* _Task prompt_
Gather up every line that includes the string "cancellato".

* _Material to process_

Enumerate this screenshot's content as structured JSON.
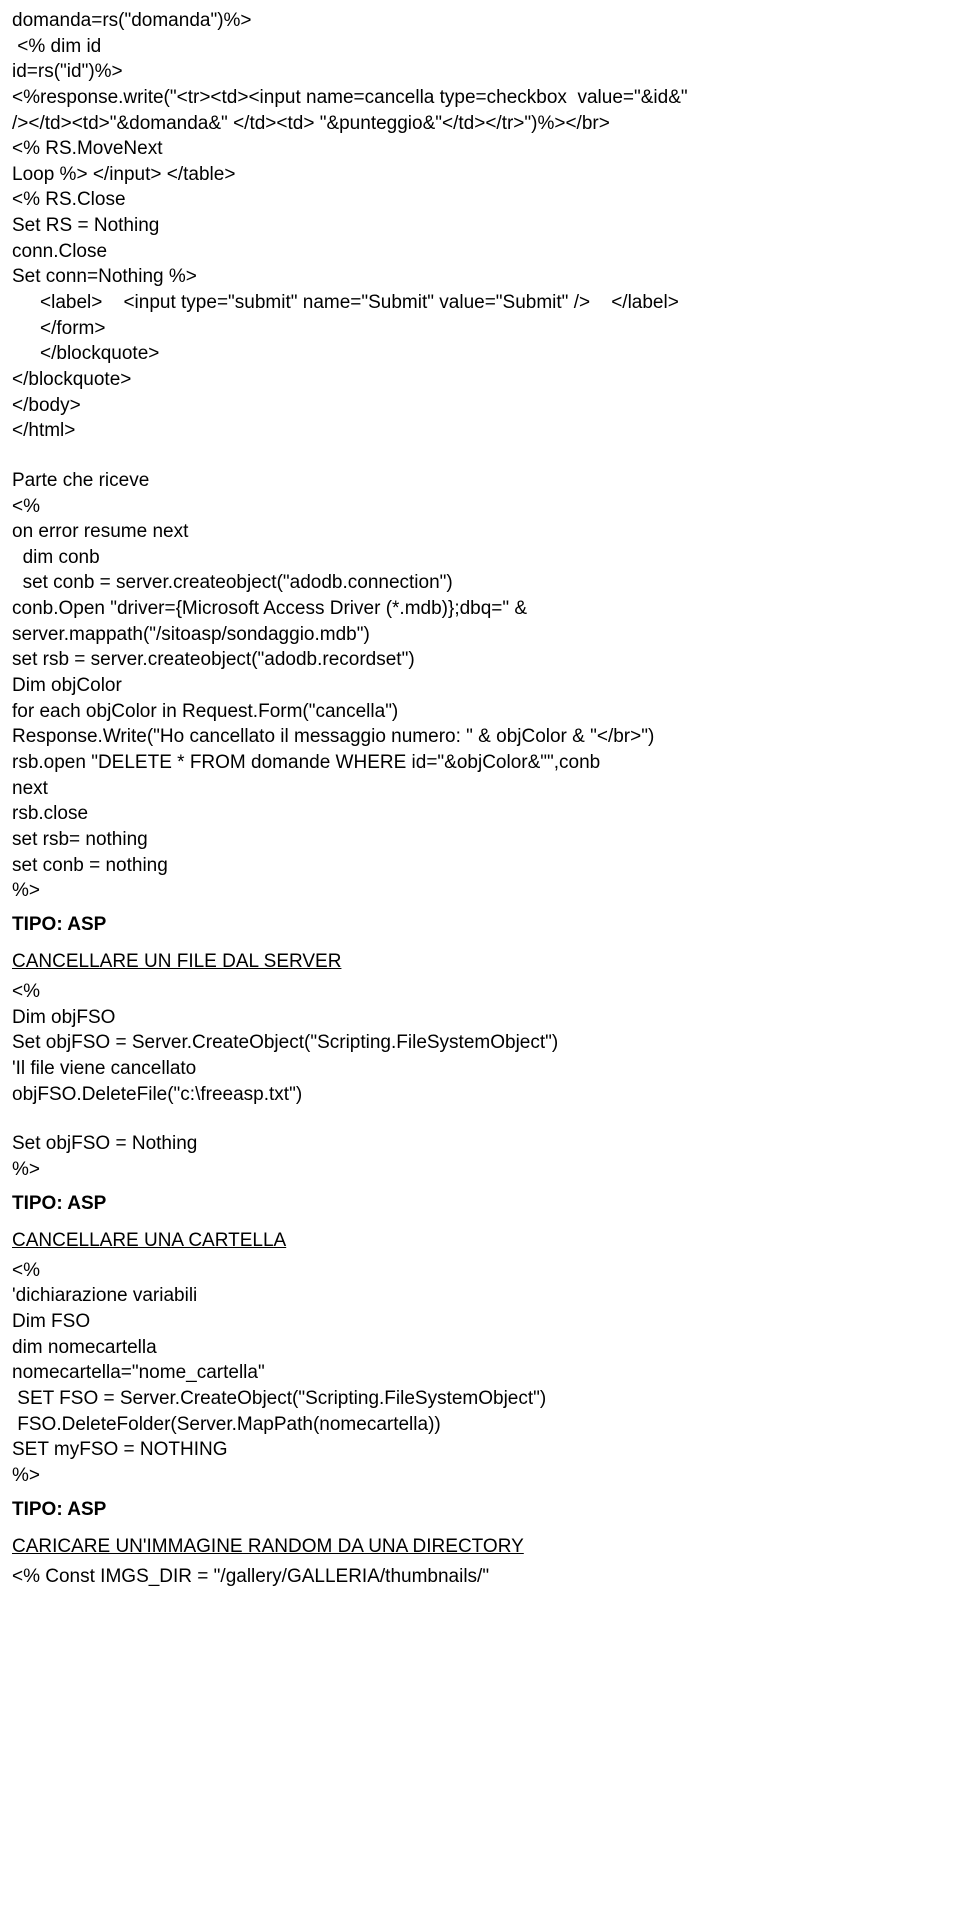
{
  "lines": [
    {
      "text": "domanda=rs(\"domanda\")%>",
      "class": "line"
    },
    {
      "text": " <% dim id",
      "class": "line"
    },
    {
      "text": "id=rs(\"id\")%>",
      "class": "line"
    },
    {
      "text": "<%response.write(\"<tr><td><input name=cancella type=checkbox  value=\"&id&\"",
      "class": "line"
    },
    {
      "text": "/></td><td>\"&domanda&\" </td><td> \"&punteggio&\"</td></tr>\")%></br>",
      "class": "line"
    },
    {
      "text": "<% RS.MoveNext",
      "class": "line"
    },
    {
      "text": "Loop %> </input> </table>",
      "class": "line"
    },
    {
      "text": "<% RS.Close",
      "class": "line"
    },
    {
      "text": "Set RS = Nothing",
      "class": "line"
    },
    {
      "text": "conn.Close",
      "class": "line"
    },
    {
      "text": "Set conn=Nothing %>",
      "class": "line"
    },
    {
      "text": "<label>    <input type=\"submit\" name=\"Submit\" value=\"Submit\" />    </label>",
      "class": "line indent1"
    },
    {
      "text": "</form>",
      "class": "line indent1"
    },
    {
      "text": "</blockquote>",
      "class": "line indent1"
    },
    {
      "text": "</blockquote>",
      "class": "line"
    },
    {
      "text": "</body>",
      "class": "line"
    },
    {
      "text": "</html>",
      "class": "line"
    },
    {
      "text": "",
      "class": "spacer"
    },
    {
      "text": "Parte che riceve",
      "class": "line"
    },
    {
      "text": "<%",
      "class": "line"
    },
    {
      "text": "on error resume next",
      "class": "line"
    },
    {
      "text": "  dim conb",
      "class": "line"
    },
    {
      "text": "  set conb = server.createobject(\"adodb.connection\")",
      "class": "line"
    },
    {
      "text": "conb.Open \"driver={Microsoft Access Driver (*.mdb)};dbq=\" &",
      "class": "line"
    },
    {
      "text": "server.mappath(\"/sitoasp/sondaggio.mdb\")",
      "class": "line"
    },
    {
      "text": "set rsb = server.createobject(\"adodb.recordset\")",
      "class": "line"
    },
    {
      "text": "Dim objColor",
      "class": "line"
    },
    {
      "text": "for each objColor in Request.Form(\"cancella\")",
      "class": "line"
    },
    {
      "text": "Response.Write(\"Ho cancellato il messaggio numero: \" & objColor & \"</br>\")",
      "class": "line"
    },
    {
      "text": "rsb.open \"DELETE * FROM domande WHERE id=\"&objColor&\"\",conb",
      "class": "line"
    },
    {
      "text": "next",
      "class": "line"
    },
    {
      "text": "rsb.close",
      "class": "line"
    },
    {
      "text": "set rsb= nothing",
      "class": "line"
    },
    {
      "text": "set conb = nothing",
      "class": "line"
    },
    {
      "text": "%>",
      "class": "line"
    },
    {
      "text": "TIPO: ASP",
      "class": "line bold",
      "pad": true
    },
    {
      "text": "CANCELLARE UN FILE DAL SERVER",
      "class": "line underline",
      "pad": true
    },
    {
      "text": "<%",
      "class": "line"
    },
    {
      "text": "Dim objFSO",
      "class": "line"
    },
    {
      "text": "Set objFSO = Server.CreateObject(\"Scripting.FileSystemObject\")",
      "class": "line"
    },
    {
      "text": "'Il file viene cancellato",
      "class": "line"
    },
    {
      "text": "objFSO.DeleteFile(\"c:\\freeasp.txt\")",
      "class": "line"
    },
    {
      "text": "",
      "class": "spacer"
    },
    {
      "text": "Set objFSO = Nothing",
      "class": "line"
    },
    {
      "text": "%>",
      "class": "line"
    },
    {
      "text": "TIPO: ASP",
      "class": "line bold",
      "pad": true
    },
    {
      "text": "CANCELLARE UNA CARTELLA",
      "class": "line underline",
      "pad": true
    },
    {
      "text": "<%",
      "class": "line"
    },
    {
      "text": "'dichiarazione variabili",
      "class": "line"
    },
    {
      "text": "Dim FSO",
      "class": "line"
    },
    {
      "text": "dim nomecartella",
      "class": "line"
    },
    {
      "text": "nomecartella=\"nome_cartella\"",
      "class": "line"
    },
    {
      "text": " SET FSO = Server.CreateObject(\"Scripting.FileSystemObject\")",
      "class": "line"
    },
    {
      "text": " FSO.DeleteFolder(Server.MapPath(nomecartella))",
      "class": "line"
    },
    {
      "text": "SET myFSO = NOTHING",
      "class": "line"
    },
    {
      "text": "%>",
      "class": "line"
    },
    {
      "text": "TIPO: ASP",
      "class": "line bold",
      "pad": true
    },
    {
      "text": "CARICARE UN'IMMAGINE RANDOM DA UNA DIRECTORY",
      "class": "line underline",
      "pad": true
    },
    {
      "text": "<% Const IMGS_DIR = \"/gallery/GALLERIA/thumbnails/\"",
      "class": "line"
    }
  ]
}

* _Task result_
      "text": "Response.Write(\"Ho cancellato il messaggio numero: \" & objColor & \"</br>\")",
      "text": "'Il file viene cancellato",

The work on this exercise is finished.